● Short problem: Produce an exact transcription of the listing below, omitting the pictures.

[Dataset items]
— Start —

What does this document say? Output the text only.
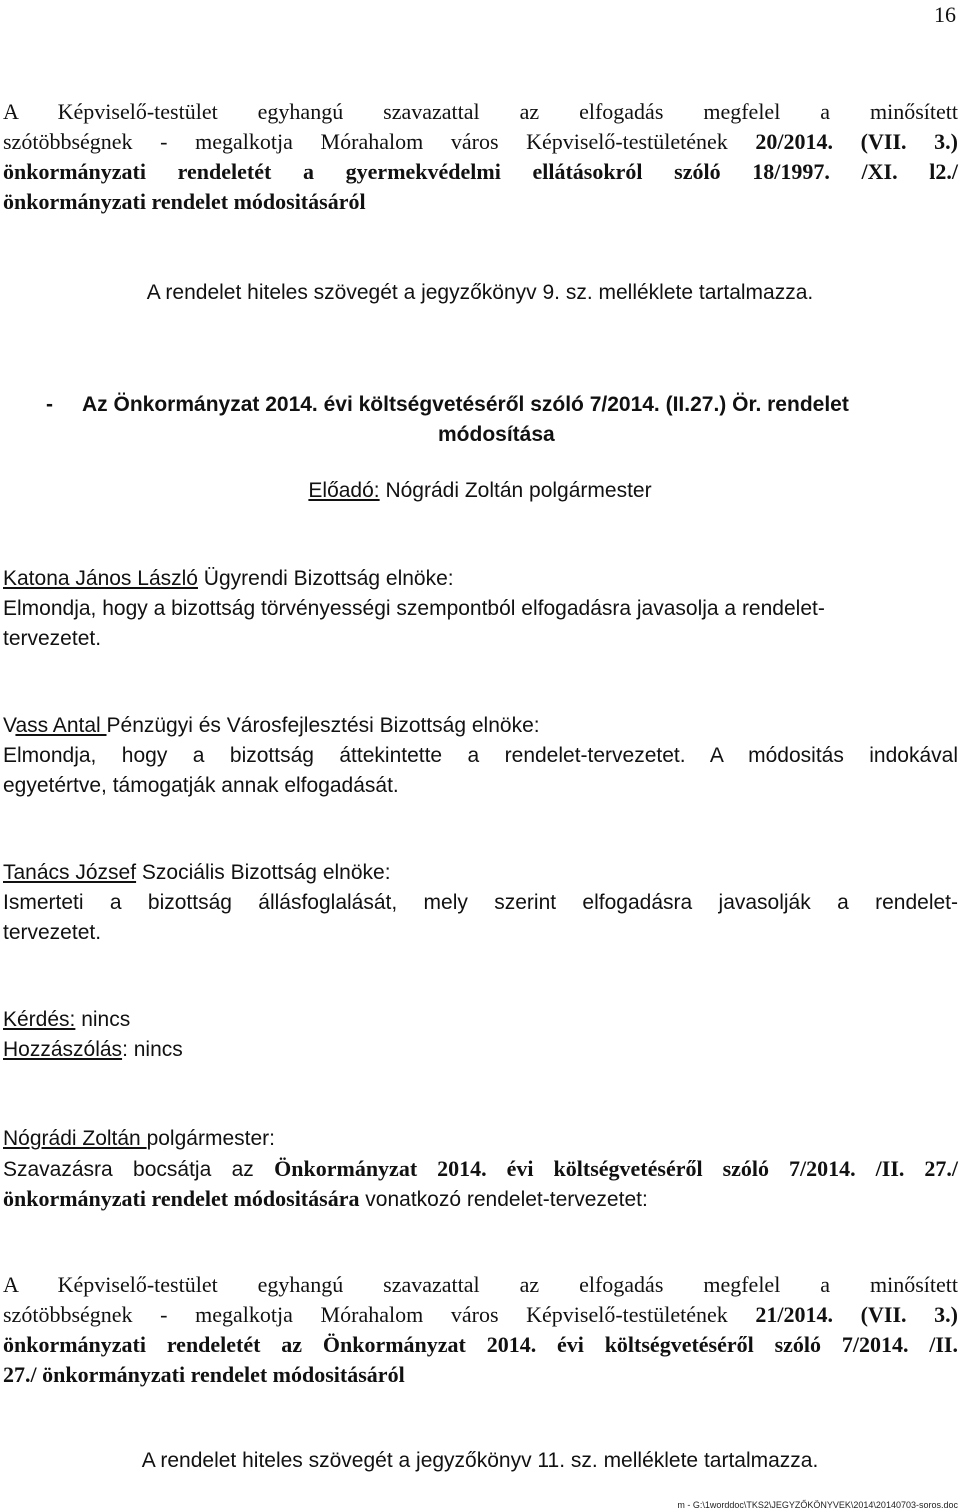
16
A Képviselő-testület egyhangú szavazattal az elfogadás megfelel a minősített
szótöbbségnek - megalkotja Mórahalom város Képviselő-testületének 20/2014. (VII. 3.)
önkormányzati rendeletét a gyermekvédelmi ellátásokról szóló 18/1997. /XI. l2./
önkormányzati rendelet módositásáról
A rendelet hiteles szövegét a jegyzőkönyv 9. sz. melléklete tartalmazza.
-	Az Önkormányzat 2014. évi költségvetéséről szóló 7/2014. (II.27.) Ör. rendelet
módosítása
Előadó: Nógrádi Zoltán polgármester
Katona János László Ügyrendi Bizottság elnöke:
Elmondja, hogy a bizottság törvényességi szempontból elfogadásra javasolja a rendelet-
tervezetet.
Vass Antal Pénzügyi és Városfejlesztési Bizottság elnöke:
Elmondja, hogy a bizottság áttekintette a rendelet-tervezetet. A módositás indokával
egyetértve, támogatják annak elfogadását.
Tanács József Szociális Bizottság elnöke:
Ismerteti a bizottság állásfoglalását, mely szerint elfogadásra javasolják a rendelet-
tervezetet.
Kérdés: nincs
Hozzászólás: nincs
Nógrádi Zoltán polgármester:
Szavazásra bocsátja az Önkormányzat 2014. évi költségvetéséről szóló 7/2014. /II. 27./
önkormányzati rendelet módositására vonatkozó rendelet-tervezetet:
A Képviselő-testület egyhangú szavazattal az elfogadás megfelel a minősített
szótöbbségnek - megalkotja Mórahalom város Képviselő-testületének 21/2014. (VII. 3.)
önkormányzati rendeletét az Önkormányzat 2014. évi költségvetéséről szóló 7/2014. /II.
27./ önkormányzati rendelet módositásáról
A rendelet hiteles szövegét a jegyzőkönyv 11. sz. melléklete tartalmazza.
m - G:\1worddoc\TKS2\JEGYZŐKÖNYVEK\2014\20140703-soros.doc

— End —

● Correct response:
What does this document say? Output the text only.
16
A Képviselő-testület egyhangú szavazattal az elfogadás megfelel a minősített
szótöbbségnek - megalkotja Mórahalom város Képviselő-testületének 20/2014. (VII. 3.)
önkormányzati rendeletét a gyermekvédelmi ellátásokról szóló 18/1997. /XI. l2./
önkormányzati rendelet módositásáról
A rendelet hiteles szövegét a jegyzőkönyv 9. sz. melléklete tartalmazza.
-	Az Önkormányzat 2014. évi költségvetéséről szóló 7/2014. (II.27.) Ör. rendelet
módosítása
Előadó: Nógrádi Zoltán polgármester
Katona János László Ügyrendi Bizottság elnöke:
Elmondja, hogy a bizottság törvényességi szempontból elfogadásra javasolja a rendelet-
tervezetet.
Vass Antal Pénzügyi és Városfejlesztési Bizottság elnöke:
Elmondja, hogy a bizottság áttekintette a rendelet-tervezetet. A módositás indokával
egyetértve, támogatják annak elfogadását.
Tanács József Szociális Bizottság elnöke:
Ismerteti a bizottság állásfoglalását, mely szerint elfogadásra javasolják a rendelet-
tervezetet.
Kérdés: nincs
Hozzászólás: nincs
Nógrádi Zoltán polgármester:
Szavazásra bocsátja az Önkormányzat 2014. évi költségvetéséről szóló 7/2014. /II. 27./
önkormányzati rendelet módositására vonatkozó rendelet-tervezetet:
A Képviselő-testület egyhangú szavazattal az elfogadás megfelel a minősített
szótöbbségnek - megalkotja Mórahalom város Képviselő-testületének 21/2014. (VII. 3.)
önkormányzati rendeletét az Önkormányzat 2014. évi költségvetéséről szóló 7/2014. /II.
27./ önkormányzati rendelet módositásáról
A rendelet hiteles szövegét a jegyzőkönyv 11. sz. melléklete tartalmazza.
m - G:\1worddoc\TKS2\JEGYZŐKÖNYVEK\2014\20140703-soros.doc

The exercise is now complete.